** Required work **
Take the lines from the one with "Give me the" to the end of the listing, both ends included, and quote them exactly, leaving pictures out.

○ ○ ○ ○ ○ ○ ○

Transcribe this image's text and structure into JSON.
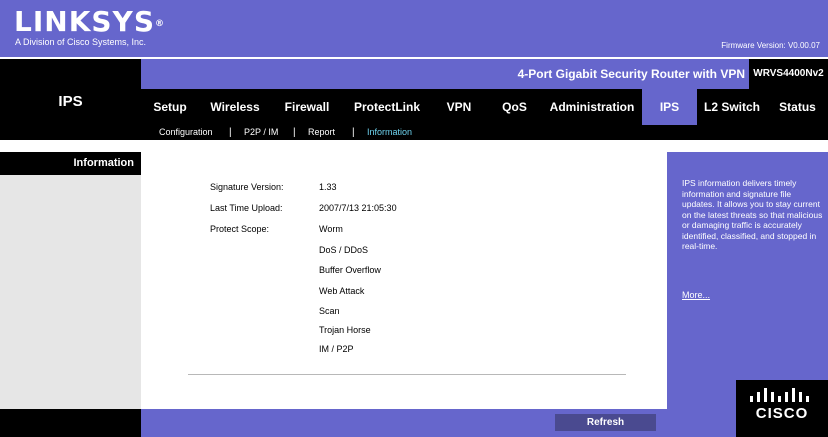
{
  "brand": {
    "logo": "LINKSYS",
    "logo_mark": "®",
    "subtitle": "A Division of Cisco Systems, Inc.",
    "firmware": "Firmware Version: V0.00.07"
  },
  "product": {
    "name": "4-Port Gigabit Security Router with VPN",
    "model": "WRVS4400Nv2"
  },
  "section_title": "IPS",
  "nav": {
    "items": [
      "Setup",
      "Wireless",
      "Firewall",
      "ProtectLink",
      "VPN",
      "QoS",
      "Administration",
      "IPS",
      "L2 Switch",
      "Status"
    ],
    "active": "IPS"
  },
  "subnav": {
    "items": [
      "Configuration",
      "P2P / IM",
      "Report",
      "Information"
    ],
    "active": "Information"
  },
  "left_label": "Information",
  "info": {
    "signature_version_label": "Signature Version:",
    "signature_version": "1.33",
    "last_upload_label": "Last Time Upload:",
    "last_upload": "2007/7/13 21:05:30",
    "protect_scope_label": "Protect Scope:",
    "protect_scope": [
      "Worm",
      "DoS / DDoS",
      "Buffer Overflow",
      "Web Attack",
      "Scan",
      "Trojan Horse",
      "IM / P2P"
    ]
  },
  "help": {
    "text": "IPS information delivers timely information and signature file updates. It allows you to stay current on the latest threats so that malicious or damaging traffic is accurately identified, classified, and stopped in real-time.",
    "more": "More..."
  },
  "footer": {
    "refresh_label": "Refresh",
    "cisco_logo": "CISCO"
  },
  "colors": {
    "accent": "#6666cc",
    "active_subnav": "#6fd4f0",
    "button": "#4a4a90"
  }
}
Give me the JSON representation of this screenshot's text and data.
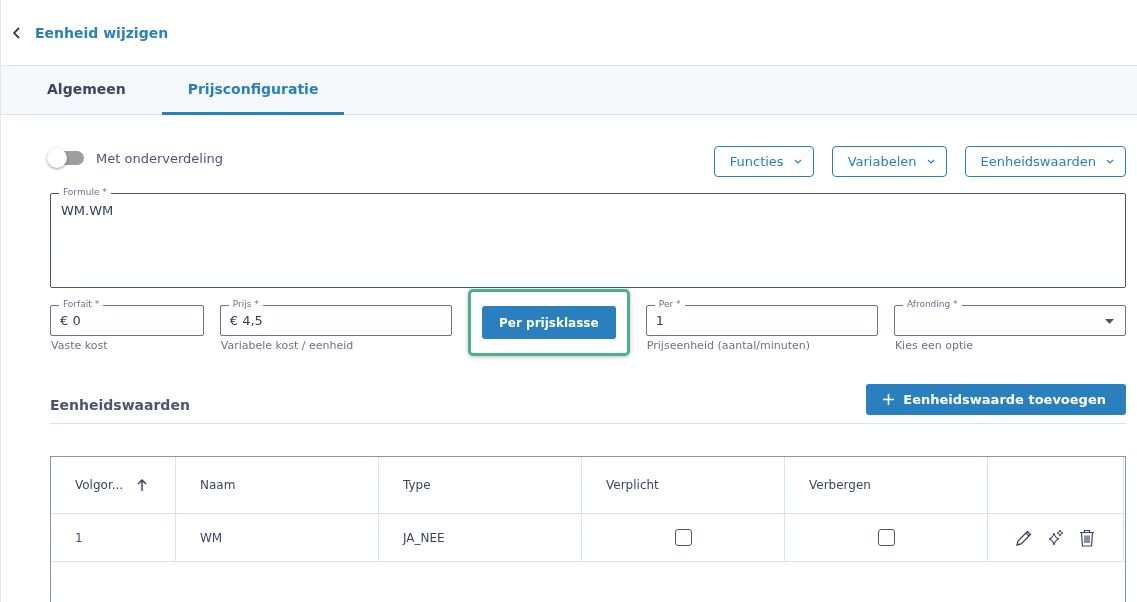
{
  "header": {
    "title": "Eenheid wijzigen"
  },
  "tabs": [
    {
      "label": "Algemeen",
      "selected": false
    },
    {
      "label": "Prijsconfiguratie",
      "selected": true
    }
  ],
  "toggle": {
    "label": "Met onderverdeling",
    "on": false
  },
  "menus": [
    "Functies",
    "Variabelen",
    "Eenheidswaarden"
  ],
  "formula": {
    "label": "Formule *",
    "value": "WM.WM"
  },
  "fields": [
    {
      "kind": "input",
      "label": "Forfait *",
      "value": "€ 0",
      "hint": "Vaste kost"
    },
    {
      "kind": "input",
      "label": "Prijs *",
      "value": "€ 4,5",
      "hint": "Variabele kost / eenheid"
    },
    {
      "kind": "button",
      "label": "Per prijsklasse",
      "highlighted": true
    },
    {
      "kind": "input",
      "label": "Per *",
      "value": "1",
      "hint": "Prijseenheid (aantal/minuten)"
    },
    {
      "kind": "select",
      "label": "Afronding *",
      "hint": "Kies een optie"
    }
  ],
  "section": {
    "title": "Eenheidswaarden",
    "add_button": "Eenheidswaarde toevoegen"
  },
  "table": {
    "columns": [
      {
        "label": "Volgor...",
        "sorted": true
      },
      {
        "label": "Naam",
        "sorted": false
      },
      {
        "label": "Type",
        "sorted": false
      },
      {
        "label": "Verplicht",
        "sorted": false
      },
      {
        "label": "Verbergen",
        "sorted": false
      }
    ],
    "rows": [
      {
        "order": "1",
        "name": "WM",
        "type": "JA_NEE",
        "required": false,
        "hidden": false
      }
    ]
  }
}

○ ○ ○ ○ ○ ○ ○

** Answer to the task **
Give me the JSON representation of this screenshot's text and data.
{
  "header": {
    "title": "Eenheid wijzigen"
  },
  "tabs": [
    {
      "label": "Algemeen",
      "selected": false
    },
    {
      "label": "Prijsconfiguratie",
      "selected": true
    }
  ],
  "toggle": {
    "label": "Met onderverdeling",
    "on": false
  },
  "menus": [
    "Functies",
    "Variabelen",
    "Eenheidswaarden"
  ],
  "formula": {
    "label": "Formule *",
    "value": "WM.WM"
  },
  "fields": [
    {
      "kind": "input",
      "label": "Forfait *",
      "value": "€ 0",
      "hint": "Vaste kost"
    },
    {
      "kind": "input",
      "label": "Prijs *",
      "value": "€ 4,5",
      "hint": "Variabele kost / eenheid"
    },
    {
      "kind": "button",
      "label": "Per prijsklasse",
      "highlighted": true
    },
    {
      "kind": "input",
      "label": "Per *",
      "value": "1",
      "hint": "Prijseenheid (aantal/minuten)"
    },
    {
      "kind": "select",
      "label": "Afronding *",
      "hint": "Kies een optie"
    }
  ],
  "section": {
    "title": "Eenheidswaarden",
    "add_button": "Eenheidswaarde toevoegen"
  },
  "table": {
    "columns": [
      {
        "label": "Volgor...",
        "sorted": true
      },
      {
        "label": "Naam",
        "sorted": false
      },
      {
        "label": "Type",
        "sorted": false
      },
      {
        "label": "Verplicht",
        "sorted": false
      },
      {
        "label": "Verbergen",
        "sorted": false
      }
    ],
    "rows": [
      {
        "order": "1",
        "name": "WM",
        "type": "JA_NEE",
        "required": false,
        "hidden": false
      }
    ]
  }
}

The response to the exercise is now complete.